--- Task brief ---
Copy all of the material word for word, except for the pictures.

--- Material for the task ---
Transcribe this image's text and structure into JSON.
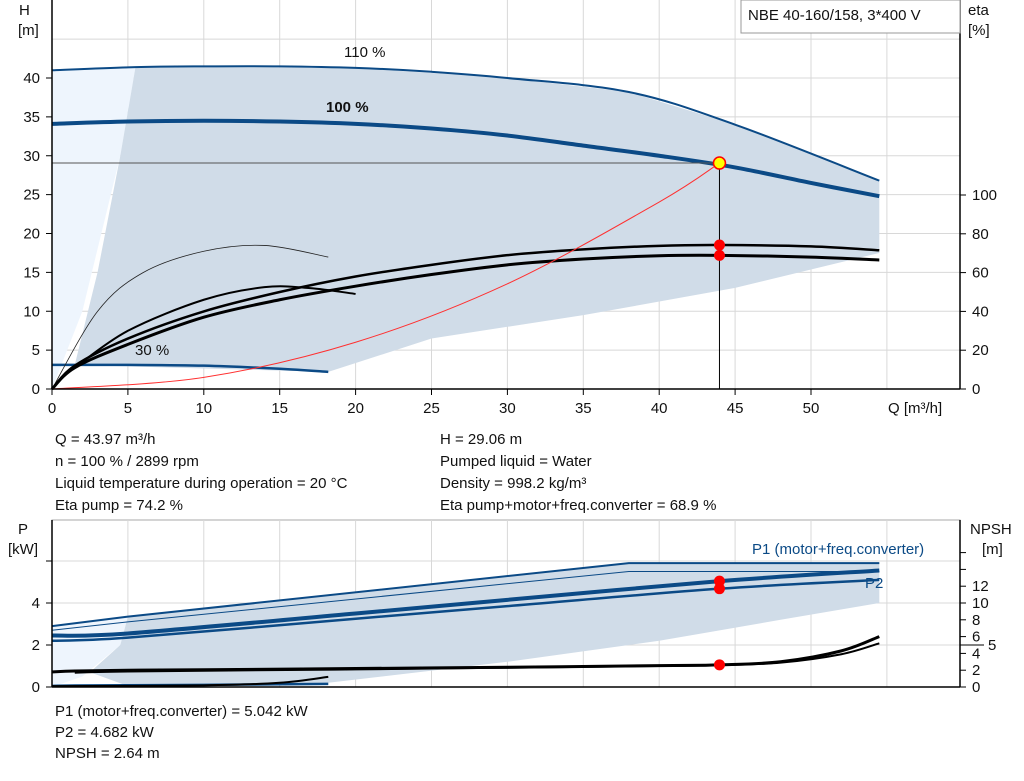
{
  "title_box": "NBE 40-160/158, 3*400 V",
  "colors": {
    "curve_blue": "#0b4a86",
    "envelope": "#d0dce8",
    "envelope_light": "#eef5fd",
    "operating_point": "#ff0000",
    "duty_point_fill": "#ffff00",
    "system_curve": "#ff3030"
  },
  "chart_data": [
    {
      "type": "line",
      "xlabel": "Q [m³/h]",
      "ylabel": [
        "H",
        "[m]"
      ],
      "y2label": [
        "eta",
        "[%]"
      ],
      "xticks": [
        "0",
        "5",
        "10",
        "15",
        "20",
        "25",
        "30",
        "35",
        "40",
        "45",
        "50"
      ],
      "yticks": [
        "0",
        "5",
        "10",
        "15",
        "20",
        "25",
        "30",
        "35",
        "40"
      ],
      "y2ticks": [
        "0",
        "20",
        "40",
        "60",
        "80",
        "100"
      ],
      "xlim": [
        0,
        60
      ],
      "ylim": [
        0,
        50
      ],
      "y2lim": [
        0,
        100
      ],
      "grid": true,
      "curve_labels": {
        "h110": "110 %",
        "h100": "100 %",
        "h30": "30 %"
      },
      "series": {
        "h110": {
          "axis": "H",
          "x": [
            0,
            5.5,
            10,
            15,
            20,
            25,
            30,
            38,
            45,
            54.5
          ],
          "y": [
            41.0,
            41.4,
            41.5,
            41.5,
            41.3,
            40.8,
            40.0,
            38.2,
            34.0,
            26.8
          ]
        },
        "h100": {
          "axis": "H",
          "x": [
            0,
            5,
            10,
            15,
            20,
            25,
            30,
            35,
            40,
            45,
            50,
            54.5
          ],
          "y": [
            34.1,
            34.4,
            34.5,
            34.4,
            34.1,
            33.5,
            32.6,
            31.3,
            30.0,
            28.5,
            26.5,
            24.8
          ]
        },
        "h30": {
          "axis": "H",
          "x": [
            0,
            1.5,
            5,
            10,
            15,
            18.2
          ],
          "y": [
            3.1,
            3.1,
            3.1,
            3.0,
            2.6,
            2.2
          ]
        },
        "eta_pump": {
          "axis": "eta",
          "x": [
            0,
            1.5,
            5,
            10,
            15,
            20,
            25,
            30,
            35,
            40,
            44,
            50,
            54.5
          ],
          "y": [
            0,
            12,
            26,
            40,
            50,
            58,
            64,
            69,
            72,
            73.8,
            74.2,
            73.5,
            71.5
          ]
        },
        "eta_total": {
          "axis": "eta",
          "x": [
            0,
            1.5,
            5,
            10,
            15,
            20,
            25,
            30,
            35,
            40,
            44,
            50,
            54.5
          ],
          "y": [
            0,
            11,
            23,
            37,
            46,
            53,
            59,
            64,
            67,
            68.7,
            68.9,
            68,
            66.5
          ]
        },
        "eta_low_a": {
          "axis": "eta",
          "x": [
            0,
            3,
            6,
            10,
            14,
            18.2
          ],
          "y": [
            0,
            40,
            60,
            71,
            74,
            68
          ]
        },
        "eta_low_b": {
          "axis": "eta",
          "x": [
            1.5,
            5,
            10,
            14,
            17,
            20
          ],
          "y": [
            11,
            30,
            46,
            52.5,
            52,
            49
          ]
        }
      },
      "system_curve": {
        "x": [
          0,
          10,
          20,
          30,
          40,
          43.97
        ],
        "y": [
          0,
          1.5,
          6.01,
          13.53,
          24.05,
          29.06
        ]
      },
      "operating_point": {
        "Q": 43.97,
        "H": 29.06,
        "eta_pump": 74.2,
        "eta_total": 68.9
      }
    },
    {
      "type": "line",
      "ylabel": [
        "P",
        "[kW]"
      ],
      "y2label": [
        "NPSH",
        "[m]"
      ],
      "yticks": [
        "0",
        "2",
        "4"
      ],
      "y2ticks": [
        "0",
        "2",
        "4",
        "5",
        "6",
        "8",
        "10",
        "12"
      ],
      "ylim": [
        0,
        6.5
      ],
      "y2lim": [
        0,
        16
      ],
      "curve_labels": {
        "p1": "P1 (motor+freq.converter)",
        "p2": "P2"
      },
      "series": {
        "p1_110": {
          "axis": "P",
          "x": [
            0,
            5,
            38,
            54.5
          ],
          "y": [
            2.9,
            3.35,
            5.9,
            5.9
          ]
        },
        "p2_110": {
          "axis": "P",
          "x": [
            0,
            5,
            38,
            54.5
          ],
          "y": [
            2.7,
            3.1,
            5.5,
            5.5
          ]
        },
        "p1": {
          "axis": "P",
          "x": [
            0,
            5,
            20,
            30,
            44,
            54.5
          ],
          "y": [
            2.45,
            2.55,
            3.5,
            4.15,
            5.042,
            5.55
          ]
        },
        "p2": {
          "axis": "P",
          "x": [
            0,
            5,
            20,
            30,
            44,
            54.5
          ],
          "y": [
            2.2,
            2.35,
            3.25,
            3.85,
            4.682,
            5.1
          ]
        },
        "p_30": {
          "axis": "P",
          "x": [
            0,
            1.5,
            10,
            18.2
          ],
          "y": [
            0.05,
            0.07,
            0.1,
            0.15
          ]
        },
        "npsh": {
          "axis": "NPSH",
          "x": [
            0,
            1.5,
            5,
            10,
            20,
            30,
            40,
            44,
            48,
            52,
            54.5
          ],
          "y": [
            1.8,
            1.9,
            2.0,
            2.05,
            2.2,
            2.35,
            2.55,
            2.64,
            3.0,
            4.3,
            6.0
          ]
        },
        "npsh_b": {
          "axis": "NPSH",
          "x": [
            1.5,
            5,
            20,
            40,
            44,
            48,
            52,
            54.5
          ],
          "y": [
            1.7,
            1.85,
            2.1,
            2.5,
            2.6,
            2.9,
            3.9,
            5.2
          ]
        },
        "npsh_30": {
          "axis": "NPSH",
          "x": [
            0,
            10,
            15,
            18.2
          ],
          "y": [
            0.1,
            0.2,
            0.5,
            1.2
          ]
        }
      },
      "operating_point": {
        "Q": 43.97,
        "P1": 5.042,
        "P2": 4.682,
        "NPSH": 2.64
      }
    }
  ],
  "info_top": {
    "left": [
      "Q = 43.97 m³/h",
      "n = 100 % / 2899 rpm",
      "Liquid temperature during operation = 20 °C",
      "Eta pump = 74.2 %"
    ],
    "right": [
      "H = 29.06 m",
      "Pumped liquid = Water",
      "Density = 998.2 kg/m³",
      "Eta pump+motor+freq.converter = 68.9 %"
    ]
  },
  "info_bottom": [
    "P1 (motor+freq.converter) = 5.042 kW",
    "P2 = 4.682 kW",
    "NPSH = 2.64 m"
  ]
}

--- Expected answer ---
Transcribe this image's text and structure into JSON.
{
  "title_box": "NBE 40-160/158, 3*400 V",
  "colors": {
    "curve_blue": "#0b4a86",
    "envelope": "#d0dce8",
    "envelope_light": "#eef5fd",
    "operating_point": "#ff0000",
    "duty_point_fill": "#ffff00",
    "system_curve": "#ff3030"
  },
  "chart_data": [
    {
      "type": "line",
      "xlabel": "Q [m³/h]",
      "ylabel": [
        "H",
        "[m]"
      ],
      "y2label": [
        "eta",
        "[%]"
      ],
      "xticks": [
        "0",
        "5",
        "10",
        "15",
        "20",
        "25",
        "30",
        "35",
        "40",
        "45",
        "50"
      ],
      "yticks": [
        "0",
        "5",
        "10",
        "15",
        "20",
        "25",
        "30",
        "35",
        "40"
      ],
      "y2ticks": [
        "0",
        "20",
        "40",
        "60",
        "80",
        "100"
      ],
      "xlim": [
        0,
        60
      ],
      "ylim": [
        0,
        50
      ],
      "y2lim": [
        0,
        100
      ],
      "grid": true,
      "curve_labels": {
        "h110": "110 %",
        "h100": "100 %",
        "h30": "30 %"
      },
      "series": {
        "h110": {
          "axis": "H",
          "x": [
            0,
            5.5,
            10,
            15,
            20,
            25,
            30,
            38,
            45,
            54.5
          ],
          "y": [
            41.0,
            41.4,
            41.5,
            41.5,
            41.3,
            40.8,
            40.0,
            38.2,
            34.0,
            26.8
          ]
        },
        "h100": {
          "axis": "H",
          "x": [
            0,
            5,
            10,
            15,
            20,
            25,
            30,
            35,
            40,
            45,
            50,
            54.5
          ],
          "y": [
            34.1,
            34.4,
            34.5,
            34.4,
            34.1,
            33.5,
            32.6,
            31.3,
            30.0,
            28.5,
            26.5,
            24.8
          ]
        },
        "h30": {
          "axis": "H",
          "x": [
            0,
            1.5,
            5,
            10,
            15,
            18.2
          ],
          "y": [
            3.1,
            3.1,
            3.1,
            3.0,
            2.6,
            2.2
          ]
        },
        "eta_pump": {
          "axis": "eta",
          "x": [
            0,
            1.5,
            5,
            10,
            15,
            20,
            25,
            30,
            35,
            40,
            44,
            50,
            54.5
          ],
          "y": [
            0,
            12,
            26,
            40,
            50,
            58,
            64,
            69,
            72,
            73.8,
            74.2,
            73.5,
            71.5
          ]
        },
        "eta_total": {
          "axis": "eta",
          "x": [
            0,
            1.5,
            5,
            10,
            15,
            20,
            25,
            30,
            35,
            40,
            44,
            50,
            54.5
          ],
          "y": [
            0,
            11,
            23,
            37,
            46,
            53,
            59,
            64,
            67,
            68.7,
            68.9,
            68,
            66.5
          ]
        },
        "eta_low_a": {
          "axis": "eta",
          "x": [
            0,
            3,
            6,
            10,
            14,
            18.2
          ],
          "y": [
            0,
            40,
            60,
            71,
            74,
            68
          ]
        },
        "eta_low_b": {
          "axis": "eta",
          "x": [
            1.5,
            5,
            10,
            14,
            17,
            20
          ],
          "y": [
            11,
            30,
            46,
            52.5,
            52,
            49
          ]
        }
      },
      "system_curve": {
        "x": [
          0,
          10,
          20,
          30,
          40,
          43.97
        ],
        "y": [
          0,
          1.5,
          6.01,
          13.53,
          24.05,
          29.06
        ]
      },
      "operating_point": {
        "Q": 43.97,
        "H": 29.06,
        "eta_pump": 74.2,
        "eta_total": 68.9
      }
    },
    {
      "type": "line",
      "ylabel": [
        "P",
        "[kW]"
      ],
      "y2label": [
        "NPSH",
        "[m]"
      ],
      "yticks": [
        "0",
        "2",
        "4"
      ],
      "y2ticks": [
        "0",
        "2",
        "4",
        "5",
        "6",
        "8",
        "10",
        "12"
      ],
      "ylim": [
        0,
        6.5
      ],
      "y2lim": [
        0,
        16
      ],
      "curve_labels": {
        "p1": "P1 (motor+freq.converter)",
        "p2": "P2"
      },
      "series": {
        "p1_110": {
          "axis": "P",
          "x": [
            0,
            5,
            38,
            54.5
          ],
          "y": [
            2.9,
            3.35,
            5.9,
            5.9
          ]
        },
        "p2_110": {
          "axis": "P",
          "x": [
            0,
            5,
            38,
            54.5
          ],
          "y": [
            2.7,
            3.1,
            5.5,
            5.5
          ]
        },
        "p1": {
          "axis": "P",
          "x": [
            0,
            5,
            20,
            30,
            44,
            54.5
          ],
          "y": [
            2.45,
            2.55,
            3.5,
            4.15,
            5.042,
            5.55
          ]
        },
        "p2": {
          "axis": "P",
          "x": [
            0,
            5,
            20,
            30,
            44,
            54.5
          ],
          "y": [
            2.2,
            2.35,
            3.25,
            3.85,
            4.682,
            5.1
          ]
        },
        "p_30": {
          "axis": "P",
          "x": [
            0,
            1.5,
            10,
            18.2
          ],
          "y": [
            0.05,
            0.07,
            0.1,
            0.15
          ]
        },
        "npsh": {
          "axis": "NPSH",
          "x": [
            0,
            1.5,
            5,
            10,
            20,
            30,
            40,
            44,
            48,
            52,
            54.5
          ],
          "y": [
            1.8,
            1.9,
            2.0,
            2.05,
            2.2,
            2.35,
            2.55,
            2.64,
            3.0,
            4.3,
            6.0
          ]
        },
        "npsh_b": {
          "axis": "NPSH",
          "x": [
            1.5,
            5,
            20,
            40,
            44,
            48,
            52,
            54.5
          ],
          "y": [
            1.7,
            1.85,
            2.1,
            2.5,
            2.6,
            2.9,
            3.9,
            5.2
          ]
        },
        "npsh_30": {
          "axis": "NPSH",
          "x": [
            0,
            10,
            15,
            18.2
          ],
          "y": [
            0.1,
            0.2,
            0.5,
            1.2
          ]
        }
      },
      "operating_point": {
        "Q": 43.97,
        "P1": 5.042,
        "P2": 4.682,
        "NPSH": 2.64
      }
    }
  ],
  "info_top": {
    "left": [
      "Q = 43.97 m³/h",
      "n = 100 % / 2899 rpm",
      "Liquid temperature during operation = 20 °C",
      "Eta pump = 74.2 %"
    ],
    "right": [
      "H = 29.06 m",
      "Pumped liquid = Water",
      "Density = 998.2 kg/m³",
      "Eta pump+motor+freq.converter = 68.9 %"
    ]
  },
  "info_bottom": [
    "P1 (motor+freq.converter) = 5.042 kW",
    "P2 = 4.682 kW",
    "NPSH = 2.64 m"
  ]
}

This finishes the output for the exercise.